The exercise
Copy out all lines of the records in which the word "JSON" appears.

(Rows from a figure dataset)
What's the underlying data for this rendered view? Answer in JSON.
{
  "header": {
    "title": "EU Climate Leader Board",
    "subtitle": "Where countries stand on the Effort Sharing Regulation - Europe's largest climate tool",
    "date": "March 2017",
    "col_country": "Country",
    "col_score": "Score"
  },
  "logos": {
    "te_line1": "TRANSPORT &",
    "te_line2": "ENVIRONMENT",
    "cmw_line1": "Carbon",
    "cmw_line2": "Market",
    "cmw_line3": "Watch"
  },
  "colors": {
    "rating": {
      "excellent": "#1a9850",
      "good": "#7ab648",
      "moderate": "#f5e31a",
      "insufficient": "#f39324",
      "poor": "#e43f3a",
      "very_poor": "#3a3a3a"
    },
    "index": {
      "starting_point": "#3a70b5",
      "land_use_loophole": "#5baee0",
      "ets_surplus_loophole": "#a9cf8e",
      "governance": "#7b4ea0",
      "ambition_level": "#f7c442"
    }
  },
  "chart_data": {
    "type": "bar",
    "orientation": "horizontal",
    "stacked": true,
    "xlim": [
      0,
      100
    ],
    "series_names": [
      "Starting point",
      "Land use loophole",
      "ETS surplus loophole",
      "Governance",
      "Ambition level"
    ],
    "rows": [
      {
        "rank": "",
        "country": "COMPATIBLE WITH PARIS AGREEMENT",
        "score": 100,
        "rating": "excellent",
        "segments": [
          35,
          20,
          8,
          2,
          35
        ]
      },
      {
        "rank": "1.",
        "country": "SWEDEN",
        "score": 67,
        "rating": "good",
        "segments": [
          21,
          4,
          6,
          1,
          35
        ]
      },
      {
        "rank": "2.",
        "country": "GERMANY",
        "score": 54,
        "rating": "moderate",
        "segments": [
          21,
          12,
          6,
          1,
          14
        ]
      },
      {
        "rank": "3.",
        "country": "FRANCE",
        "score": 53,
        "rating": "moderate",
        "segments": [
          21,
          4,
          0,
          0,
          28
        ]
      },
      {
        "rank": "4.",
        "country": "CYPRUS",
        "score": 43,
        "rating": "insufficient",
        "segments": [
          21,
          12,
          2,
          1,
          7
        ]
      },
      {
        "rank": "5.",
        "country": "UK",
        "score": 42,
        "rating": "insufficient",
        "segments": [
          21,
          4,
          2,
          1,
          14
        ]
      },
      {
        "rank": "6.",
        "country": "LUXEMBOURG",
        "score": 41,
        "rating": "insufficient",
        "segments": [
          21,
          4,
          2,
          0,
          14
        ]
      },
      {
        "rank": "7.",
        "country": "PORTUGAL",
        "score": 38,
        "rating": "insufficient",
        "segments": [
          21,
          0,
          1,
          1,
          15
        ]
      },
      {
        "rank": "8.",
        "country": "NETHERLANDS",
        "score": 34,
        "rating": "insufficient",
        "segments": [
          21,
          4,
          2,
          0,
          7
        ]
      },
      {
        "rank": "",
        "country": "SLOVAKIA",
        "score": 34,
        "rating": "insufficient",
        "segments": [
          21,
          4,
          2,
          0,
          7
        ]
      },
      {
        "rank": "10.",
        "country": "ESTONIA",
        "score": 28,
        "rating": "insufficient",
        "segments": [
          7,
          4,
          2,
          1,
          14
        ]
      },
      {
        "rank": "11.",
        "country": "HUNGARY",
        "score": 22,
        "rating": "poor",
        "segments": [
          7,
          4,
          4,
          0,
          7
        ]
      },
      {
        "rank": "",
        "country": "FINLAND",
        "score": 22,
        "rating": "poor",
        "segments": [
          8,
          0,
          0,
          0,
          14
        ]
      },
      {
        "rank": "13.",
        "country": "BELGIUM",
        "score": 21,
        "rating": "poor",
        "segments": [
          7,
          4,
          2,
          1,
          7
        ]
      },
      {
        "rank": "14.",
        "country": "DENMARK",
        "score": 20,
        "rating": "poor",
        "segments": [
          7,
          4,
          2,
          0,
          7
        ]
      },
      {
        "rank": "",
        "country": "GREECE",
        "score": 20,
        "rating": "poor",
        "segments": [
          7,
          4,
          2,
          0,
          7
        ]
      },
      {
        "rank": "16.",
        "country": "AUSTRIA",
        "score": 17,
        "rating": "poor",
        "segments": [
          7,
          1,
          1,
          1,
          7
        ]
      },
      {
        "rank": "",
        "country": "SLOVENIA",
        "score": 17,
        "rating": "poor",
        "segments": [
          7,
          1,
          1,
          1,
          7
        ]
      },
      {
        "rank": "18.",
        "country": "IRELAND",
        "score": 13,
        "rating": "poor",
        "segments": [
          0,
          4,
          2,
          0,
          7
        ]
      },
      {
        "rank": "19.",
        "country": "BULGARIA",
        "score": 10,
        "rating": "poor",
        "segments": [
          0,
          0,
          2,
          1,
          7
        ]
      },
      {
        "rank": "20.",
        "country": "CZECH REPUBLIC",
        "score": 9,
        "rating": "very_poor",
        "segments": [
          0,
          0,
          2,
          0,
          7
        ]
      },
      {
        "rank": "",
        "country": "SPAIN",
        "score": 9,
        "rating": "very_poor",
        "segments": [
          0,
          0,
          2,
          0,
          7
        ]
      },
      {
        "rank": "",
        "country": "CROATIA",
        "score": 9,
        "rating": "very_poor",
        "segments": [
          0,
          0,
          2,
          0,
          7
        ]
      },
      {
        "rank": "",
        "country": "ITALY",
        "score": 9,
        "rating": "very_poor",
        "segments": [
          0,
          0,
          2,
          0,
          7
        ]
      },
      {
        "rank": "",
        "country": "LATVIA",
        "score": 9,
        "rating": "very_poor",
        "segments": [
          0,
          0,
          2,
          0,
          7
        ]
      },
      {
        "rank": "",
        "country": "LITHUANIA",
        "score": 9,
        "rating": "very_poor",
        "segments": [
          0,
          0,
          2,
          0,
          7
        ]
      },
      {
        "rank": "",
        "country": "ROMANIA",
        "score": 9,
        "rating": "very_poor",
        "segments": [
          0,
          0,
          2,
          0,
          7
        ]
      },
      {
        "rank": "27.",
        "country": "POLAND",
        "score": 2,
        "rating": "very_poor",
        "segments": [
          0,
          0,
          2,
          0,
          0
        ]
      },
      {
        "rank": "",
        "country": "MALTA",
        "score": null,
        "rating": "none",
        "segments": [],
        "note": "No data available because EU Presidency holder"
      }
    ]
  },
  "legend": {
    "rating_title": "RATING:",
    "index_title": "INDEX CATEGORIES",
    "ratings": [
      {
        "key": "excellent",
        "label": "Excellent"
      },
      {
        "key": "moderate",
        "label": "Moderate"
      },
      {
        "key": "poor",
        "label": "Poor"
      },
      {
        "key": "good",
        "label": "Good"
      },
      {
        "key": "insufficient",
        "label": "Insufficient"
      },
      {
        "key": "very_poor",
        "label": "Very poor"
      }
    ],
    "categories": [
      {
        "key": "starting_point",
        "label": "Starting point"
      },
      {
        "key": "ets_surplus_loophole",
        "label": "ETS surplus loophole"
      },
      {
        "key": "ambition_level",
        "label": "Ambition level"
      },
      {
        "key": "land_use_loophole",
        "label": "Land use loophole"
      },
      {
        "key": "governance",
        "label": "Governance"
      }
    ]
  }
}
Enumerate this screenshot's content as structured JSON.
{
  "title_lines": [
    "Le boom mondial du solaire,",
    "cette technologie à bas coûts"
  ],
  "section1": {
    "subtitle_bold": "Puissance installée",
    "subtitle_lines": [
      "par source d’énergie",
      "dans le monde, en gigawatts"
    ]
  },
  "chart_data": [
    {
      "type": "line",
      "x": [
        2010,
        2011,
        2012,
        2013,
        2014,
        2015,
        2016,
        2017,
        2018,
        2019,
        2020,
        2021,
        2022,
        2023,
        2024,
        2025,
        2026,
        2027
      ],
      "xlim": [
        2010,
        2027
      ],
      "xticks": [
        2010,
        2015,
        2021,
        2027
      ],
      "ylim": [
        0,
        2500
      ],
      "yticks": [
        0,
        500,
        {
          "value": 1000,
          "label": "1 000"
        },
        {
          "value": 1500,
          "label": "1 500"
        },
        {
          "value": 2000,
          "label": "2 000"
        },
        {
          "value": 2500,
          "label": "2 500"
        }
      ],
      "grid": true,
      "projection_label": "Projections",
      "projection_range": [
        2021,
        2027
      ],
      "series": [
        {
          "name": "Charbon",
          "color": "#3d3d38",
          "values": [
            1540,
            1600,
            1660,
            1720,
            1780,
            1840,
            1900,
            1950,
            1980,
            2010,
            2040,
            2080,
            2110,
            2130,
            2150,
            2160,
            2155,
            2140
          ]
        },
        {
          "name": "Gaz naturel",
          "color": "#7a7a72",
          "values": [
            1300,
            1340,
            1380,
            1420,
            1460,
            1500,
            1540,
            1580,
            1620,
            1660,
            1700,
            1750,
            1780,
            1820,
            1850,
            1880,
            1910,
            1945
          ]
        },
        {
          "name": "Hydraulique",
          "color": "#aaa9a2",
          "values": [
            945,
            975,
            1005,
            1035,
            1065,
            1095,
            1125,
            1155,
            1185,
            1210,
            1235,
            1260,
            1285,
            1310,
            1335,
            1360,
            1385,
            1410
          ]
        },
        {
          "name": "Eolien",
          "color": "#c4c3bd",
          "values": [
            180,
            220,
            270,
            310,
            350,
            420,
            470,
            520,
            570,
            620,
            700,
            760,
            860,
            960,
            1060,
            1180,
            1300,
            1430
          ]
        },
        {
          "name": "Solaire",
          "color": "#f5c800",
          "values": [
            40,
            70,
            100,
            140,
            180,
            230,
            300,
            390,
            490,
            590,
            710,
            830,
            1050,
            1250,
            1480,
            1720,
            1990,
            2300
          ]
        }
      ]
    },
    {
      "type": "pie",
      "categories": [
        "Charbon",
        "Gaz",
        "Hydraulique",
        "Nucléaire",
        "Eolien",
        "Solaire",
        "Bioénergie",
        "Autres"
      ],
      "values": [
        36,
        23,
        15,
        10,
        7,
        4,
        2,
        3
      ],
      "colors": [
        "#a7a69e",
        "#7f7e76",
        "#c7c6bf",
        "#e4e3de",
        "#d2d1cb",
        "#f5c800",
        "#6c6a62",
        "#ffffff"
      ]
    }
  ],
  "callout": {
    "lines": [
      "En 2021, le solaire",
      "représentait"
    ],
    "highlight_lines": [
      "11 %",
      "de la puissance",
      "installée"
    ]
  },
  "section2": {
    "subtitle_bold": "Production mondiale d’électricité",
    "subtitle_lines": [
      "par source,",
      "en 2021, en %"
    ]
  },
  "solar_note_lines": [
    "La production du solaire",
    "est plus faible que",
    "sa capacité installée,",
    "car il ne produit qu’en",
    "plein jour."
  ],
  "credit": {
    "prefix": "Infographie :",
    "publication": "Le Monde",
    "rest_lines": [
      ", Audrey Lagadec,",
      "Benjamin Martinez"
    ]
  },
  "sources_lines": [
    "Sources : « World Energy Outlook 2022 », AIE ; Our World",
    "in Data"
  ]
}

Result for this exercise
What's the underlying data for this rendered view? Answer in JSON.
Enumerate this screenshot's content as structured JSON.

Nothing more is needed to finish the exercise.